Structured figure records
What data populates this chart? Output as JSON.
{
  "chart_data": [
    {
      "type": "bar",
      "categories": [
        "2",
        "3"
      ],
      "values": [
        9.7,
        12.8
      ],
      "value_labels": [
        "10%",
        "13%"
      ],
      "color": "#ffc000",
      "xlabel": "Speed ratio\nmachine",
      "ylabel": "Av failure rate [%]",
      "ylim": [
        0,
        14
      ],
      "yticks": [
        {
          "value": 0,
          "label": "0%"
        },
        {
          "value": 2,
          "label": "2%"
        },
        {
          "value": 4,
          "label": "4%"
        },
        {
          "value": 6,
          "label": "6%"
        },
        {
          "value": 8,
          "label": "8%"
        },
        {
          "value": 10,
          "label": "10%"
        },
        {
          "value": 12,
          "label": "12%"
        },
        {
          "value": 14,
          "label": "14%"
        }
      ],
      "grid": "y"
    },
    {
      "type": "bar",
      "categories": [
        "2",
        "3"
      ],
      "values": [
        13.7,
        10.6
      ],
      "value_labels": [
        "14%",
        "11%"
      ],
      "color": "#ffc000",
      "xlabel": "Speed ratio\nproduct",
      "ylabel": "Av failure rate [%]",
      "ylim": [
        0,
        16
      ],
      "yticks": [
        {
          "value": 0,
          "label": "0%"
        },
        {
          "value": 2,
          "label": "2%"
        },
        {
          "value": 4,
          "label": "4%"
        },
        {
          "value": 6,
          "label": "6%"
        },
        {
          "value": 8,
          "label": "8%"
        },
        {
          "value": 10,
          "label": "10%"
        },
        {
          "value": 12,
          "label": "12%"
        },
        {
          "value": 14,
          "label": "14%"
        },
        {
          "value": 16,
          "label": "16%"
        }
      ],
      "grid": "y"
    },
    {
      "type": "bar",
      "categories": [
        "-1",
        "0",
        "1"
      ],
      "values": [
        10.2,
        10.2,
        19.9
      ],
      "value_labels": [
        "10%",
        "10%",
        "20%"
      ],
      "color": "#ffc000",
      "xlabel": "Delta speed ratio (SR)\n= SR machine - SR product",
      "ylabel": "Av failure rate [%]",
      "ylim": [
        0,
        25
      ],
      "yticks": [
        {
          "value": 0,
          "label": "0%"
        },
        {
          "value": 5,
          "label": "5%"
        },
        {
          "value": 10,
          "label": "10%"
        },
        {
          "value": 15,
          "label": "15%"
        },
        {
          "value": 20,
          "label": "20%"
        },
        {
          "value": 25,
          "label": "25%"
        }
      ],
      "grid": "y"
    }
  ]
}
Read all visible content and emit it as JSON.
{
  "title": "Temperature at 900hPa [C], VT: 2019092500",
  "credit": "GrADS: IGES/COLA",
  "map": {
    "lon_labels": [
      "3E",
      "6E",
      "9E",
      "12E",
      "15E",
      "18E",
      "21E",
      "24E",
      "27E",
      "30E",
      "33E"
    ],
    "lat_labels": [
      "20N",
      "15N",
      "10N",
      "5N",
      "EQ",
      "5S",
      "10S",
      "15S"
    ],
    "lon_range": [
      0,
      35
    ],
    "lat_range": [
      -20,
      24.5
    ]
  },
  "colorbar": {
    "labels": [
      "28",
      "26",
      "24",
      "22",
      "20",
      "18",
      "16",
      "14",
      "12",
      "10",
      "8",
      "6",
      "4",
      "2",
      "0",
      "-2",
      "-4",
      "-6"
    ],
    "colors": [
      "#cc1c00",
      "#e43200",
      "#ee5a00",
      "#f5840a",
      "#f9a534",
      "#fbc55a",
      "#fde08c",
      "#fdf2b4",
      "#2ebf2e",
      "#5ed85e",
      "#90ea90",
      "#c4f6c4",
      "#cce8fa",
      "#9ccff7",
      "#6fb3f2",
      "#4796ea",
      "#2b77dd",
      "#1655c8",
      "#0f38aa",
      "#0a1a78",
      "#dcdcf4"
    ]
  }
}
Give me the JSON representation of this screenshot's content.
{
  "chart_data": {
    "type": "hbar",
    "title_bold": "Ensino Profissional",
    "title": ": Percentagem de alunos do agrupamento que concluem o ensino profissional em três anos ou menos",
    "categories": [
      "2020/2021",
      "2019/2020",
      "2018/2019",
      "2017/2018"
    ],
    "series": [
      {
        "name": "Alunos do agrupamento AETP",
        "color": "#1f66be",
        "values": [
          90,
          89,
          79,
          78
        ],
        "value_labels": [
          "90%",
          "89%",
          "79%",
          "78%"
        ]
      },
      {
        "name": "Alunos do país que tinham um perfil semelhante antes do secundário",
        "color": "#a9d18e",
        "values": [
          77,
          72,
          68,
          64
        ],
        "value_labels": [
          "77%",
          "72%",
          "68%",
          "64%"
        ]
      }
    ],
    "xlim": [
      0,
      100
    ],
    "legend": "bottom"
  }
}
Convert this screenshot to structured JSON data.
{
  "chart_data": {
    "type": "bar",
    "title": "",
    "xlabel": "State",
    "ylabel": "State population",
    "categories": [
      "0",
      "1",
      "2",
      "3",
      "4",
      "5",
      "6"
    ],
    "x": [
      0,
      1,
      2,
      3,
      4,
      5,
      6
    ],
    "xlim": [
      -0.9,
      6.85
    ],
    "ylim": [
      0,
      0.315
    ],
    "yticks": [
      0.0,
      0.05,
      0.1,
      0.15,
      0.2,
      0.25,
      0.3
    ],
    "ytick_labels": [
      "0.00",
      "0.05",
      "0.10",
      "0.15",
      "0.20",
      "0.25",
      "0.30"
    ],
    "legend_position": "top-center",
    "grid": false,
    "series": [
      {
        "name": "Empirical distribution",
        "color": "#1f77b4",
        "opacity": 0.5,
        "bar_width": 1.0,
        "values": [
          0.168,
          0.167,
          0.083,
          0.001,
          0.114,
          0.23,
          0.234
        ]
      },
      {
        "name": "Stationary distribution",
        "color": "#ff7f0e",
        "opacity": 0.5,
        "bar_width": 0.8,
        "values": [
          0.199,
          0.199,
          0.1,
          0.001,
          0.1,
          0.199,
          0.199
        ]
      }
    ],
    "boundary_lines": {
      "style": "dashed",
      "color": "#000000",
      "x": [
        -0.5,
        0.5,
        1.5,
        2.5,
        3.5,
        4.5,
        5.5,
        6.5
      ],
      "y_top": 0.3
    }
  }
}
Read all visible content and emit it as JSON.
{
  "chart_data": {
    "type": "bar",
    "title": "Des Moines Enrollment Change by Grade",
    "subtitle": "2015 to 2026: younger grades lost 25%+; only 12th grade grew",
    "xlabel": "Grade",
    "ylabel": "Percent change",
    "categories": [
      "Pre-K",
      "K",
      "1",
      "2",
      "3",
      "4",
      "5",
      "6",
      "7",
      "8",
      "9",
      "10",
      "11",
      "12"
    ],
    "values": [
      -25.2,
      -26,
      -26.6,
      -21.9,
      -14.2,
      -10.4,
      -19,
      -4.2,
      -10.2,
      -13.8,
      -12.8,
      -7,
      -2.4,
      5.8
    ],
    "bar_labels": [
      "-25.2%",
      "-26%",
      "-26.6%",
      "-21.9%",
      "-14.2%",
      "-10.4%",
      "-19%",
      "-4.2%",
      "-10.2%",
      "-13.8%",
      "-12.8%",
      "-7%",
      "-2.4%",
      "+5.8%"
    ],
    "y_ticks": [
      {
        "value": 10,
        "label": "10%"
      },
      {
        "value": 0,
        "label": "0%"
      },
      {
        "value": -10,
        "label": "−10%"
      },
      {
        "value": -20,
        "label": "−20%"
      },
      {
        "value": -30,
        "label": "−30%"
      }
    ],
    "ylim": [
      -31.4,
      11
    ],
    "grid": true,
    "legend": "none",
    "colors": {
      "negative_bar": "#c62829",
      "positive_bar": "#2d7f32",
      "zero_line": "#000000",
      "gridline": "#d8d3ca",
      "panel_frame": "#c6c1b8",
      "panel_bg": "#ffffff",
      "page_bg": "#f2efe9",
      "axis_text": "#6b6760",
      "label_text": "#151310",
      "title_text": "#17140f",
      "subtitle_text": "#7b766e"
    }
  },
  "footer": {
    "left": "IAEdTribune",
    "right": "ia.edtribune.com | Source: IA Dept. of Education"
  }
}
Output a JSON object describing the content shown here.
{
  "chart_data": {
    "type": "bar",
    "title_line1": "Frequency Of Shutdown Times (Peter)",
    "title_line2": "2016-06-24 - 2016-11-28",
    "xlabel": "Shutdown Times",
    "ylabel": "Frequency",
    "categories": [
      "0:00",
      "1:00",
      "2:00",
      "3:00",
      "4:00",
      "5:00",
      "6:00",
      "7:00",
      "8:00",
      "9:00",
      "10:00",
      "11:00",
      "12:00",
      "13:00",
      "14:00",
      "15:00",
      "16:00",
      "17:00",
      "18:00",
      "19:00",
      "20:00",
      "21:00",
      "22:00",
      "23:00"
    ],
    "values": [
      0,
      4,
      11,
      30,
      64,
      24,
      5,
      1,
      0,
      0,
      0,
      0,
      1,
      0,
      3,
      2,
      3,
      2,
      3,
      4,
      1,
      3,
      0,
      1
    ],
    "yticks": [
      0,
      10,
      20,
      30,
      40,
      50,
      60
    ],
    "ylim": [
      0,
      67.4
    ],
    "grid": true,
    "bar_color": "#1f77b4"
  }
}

Instruction: Report only how many lines in the entries contain "Output".

Solution to this exercise: 2